---- Material de trabajo

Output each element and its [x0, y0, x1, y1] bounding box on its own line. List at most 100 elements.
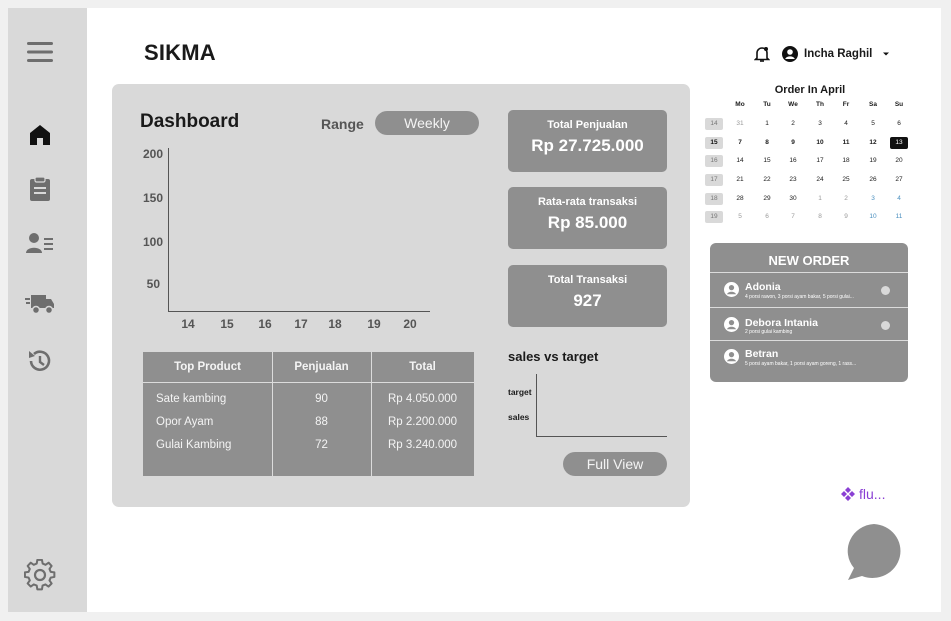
notification-bell-icon[interactable]	[754, 44, 770, 64]
history-icon[interactable]	[0, 348, 79, 374]
calendar-day[interactable]: 5	[731, 211, 749, 223]
calendar-day[interactable]: 26	[864, 174, 882, 186]
column-header: Penjualan	[294, 361, 349, 373]
calendar-day[interactable]: 9	[784, 137, 802, 149]
range-dropdown[interactable]: Weekly	[375, 111, 479, 135]
calendar-week-number: 18	[705, 193, 723, 205]
user-menu[interactable]: Incha Raghil	[782, 44, 890, 64]
full-view-button[interactable]: Full View	[563, 452, 667, 476]
top-product-table: Top Product Penjualan Total Sate kambing…	[143, 352, 474, 476]
calendar-day[interactable]: 14	[731, 155, 749, 167]
calendar-day[interactable]: 11	[890, 211, 908, 223]
calendar-day[interactable]: 30	[784, 193, 802, 205]
stat-card-total-penjualan: Total Penjualan Rp 27.725.000	[508, 110, 667, 172]
stat-value: 927	[573, 291, 602, 310]
target-label: target	[508, 387, 532, 397]
divider	[710, 307, 908, 308]
calendar-day[interactable]: 12	[864, 137, 882, 149]
calendar-day[interactable]: 20	[890, 155, 908, 167]
y-tick-label: 50	[146, 277, 160, 291]
new-order-title: NEW ORDER	[768, 253, 850, 268]
x-tick-label: 19	[367, 317, 381, 331]
settings-icon[interactable]	[0, 559, 79, 591]
calendar-day[interactable]: 31	[731, 118, 749, 130]
calendar-day[interactable]: 7	[731, 137, 749, 149]
calendar-day[interactable]: 3	[864, 193, 882, 205]
user-name: Incha Raghil	[804, 48, 873, 60]
y-axis	[168, 148, 169, 312]
stat-value: Rp 27.725.000	[531, 136, 644, 155]
product-total: Rp 4.050.000	[387, 393, 458, 405]
product-sales: 88	[315, 416, 328, 428]
calendar-title: Order In April	[774, 84, 846, 96]
calendar-day[interactable]: 6	[890, 118, 908, 130]
calendar-day[interactable]: 6	[758, 211, 776, 223]
calendar-day[interactable]: 10	[864, 211, 882, 223]
x-tick-label: 15	[220, 317, 234, 331]
chat-bubble-icon[interactable]	[844, 522, 904, 587]
order-customer-name: Betran	[745, 348, 779, 360]
calendar-day[interactable]: 7	[784, 211, 802, 223]
calendar-day[interactable]: 1	[811, 193, 829, 205]
calendar-day[interactable]: 9	[837, 211, 855, 223]
new-order-panel: NEW ORDER Adonia 4 porsi rawon, 3 porsi …	[710, 243, 908, 382]
calendar-day[interactable]: 29	[758, 193, 776, 205]
contacts-icon[interactable]	[0, 231, 79, 255]
calendar-day[interactable]: 8	[758, 137, 776, 149]
product-name: Gulai Kambing	[156, 439, 232, 451]
calendar-day-header: Fr	[842, 101, 850, 108]
divider	[710, 340, 908, 341]
menu-icon[interactable]	[0, 38, 79, 66]
calendar-day[interactable]: 2	[837, 193, 855, 205]
calendar-day[interactable]: 11	[837, 137, 855, 149]
calendar-day[interactable]: 16	[784, 155, 802, 167]
calendar-day-header: We	[788, 101, 798, 108]
calendar-day[interactable]: 3	[811, 118, 829, 130]
calendar-day[interactable]: 8	[811, 211, 829, 223]
y-tick-label: 150	[142, 191, 163, 205]
calendar-day[interactable]: 25	[837, 174, 855, 186]
calendar-day[interactable]: 10	[811, 137, 829, 149]
calendar-day[interactable]: 21	[731, 174, 749, 186]
plugin-logo-icon	[841, 487, 855, 501]
clipboard-icon[interactable]	[0, 176, 79, 202]
plugin-badge[interactable]: flu...	[840, 486, 885, 502]
calendar-day[interactable]: 28	[731, 193, 749, 205]
calendar-week-number: 19	[705, 211, 723, 223]
calendar-day[interactable]: 19	[864, 155, 882, 167]
x-axis	[168, 311, 430, 312]
calendar-day[interactable]: 23	[784, 174, 802, 186]
calendar-day[interactable]: 27	[890, 174, 908, 186]
product-name: Opor Ayam	[156, 416, 214, 428]
calendar-day[interactable]: 15	[758, 155, 776, 167]
y-tick-label: 100	[142, 235, 163, 249]
header-divider	[143, 382, 474, 383]
x-tick-label: 20	[403, 317, 417, 331]
calendar-day[interactable]: 22	[758, 174, 776, 186]
sales-vs-target-title: sales vs target	[508, 349, 599, 364]
calendar-day[interactable]: 1	[758, 118, 776, 130]
calendar-day[interactable]: 2	[784, 118, 802, 130]
range-label: Range	[321, 116, 364, 132]
status-dot	[881, 321, 890, 330]
calendar-day[interactable]: 5	[864, 118, 882, 130]
home-icon[interactable]	[0, 123, 79, 147]
delivery-truck-icon[interactable]	[0, 292, 79, 316]
calendar-day[interactable]: 13	[890, 137, 908, 149]
calendar-day[interactable]: 17	[811, 155, 829, 167]
order-description: 4 porsi rawon, 3 porsi ayam bakar, 5 por…	[745, 294, 854, 300]
calendar-day[interactable]: 4	[890, 193, 908, 205]
calendar-day[interactable]: 4	[837, 118, 855, 130]
x-tick-label: 14	[181, 317, 195, 331]
calendar-week-number: 14	[705, 118, 723, 130]
stat-value: Rp 85.000	[547, 213, 628, 232]
calendar-day[interactable]: 24	[811, 174, 829, 186]
dashboard-title: Dashboard	[140, 111, 240, 132]
stat-label: Total Penjualan	[547, 119, 628, 131]
svt-x-axis	[536, 436, 667, 437]
x-tick-label: 16	[258, 317, 272, 331]
plugin-label: flu...	[859, 486, 886, 502]
calendar-day-header: Tu	[763, 101, 771, 108]
calendar-day[interactable]: 18	[837, 155, 855, 167]
calendar-day-header: Mo	[735, 101, 745, 108]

--------

## Problema a resolver
¿Puedes convertir en una lista numerada, sin líneas en blanco, solo las líneas de los datos de arriba que van desde la que contiene "44, 770, 64]" hasta la que contiene "137, 802, 149]", ambas incluidas?

## Tarea resuelta
1. notification-bell-icon[interactable]	[754, 44, 770, 64]
2. history-icon[interactable]	[0, 348, 79, 374]
3. calendar-day[interactable]: 5	[731, 211, 749, 223]
4. calendar-day[interactable]: 26	[864, 174, 882, 186]
5. column-header: Penjualan	[294, 361, 349, 373]
6. calendar-day[interactable]: 9	[784, 137, 802, 149]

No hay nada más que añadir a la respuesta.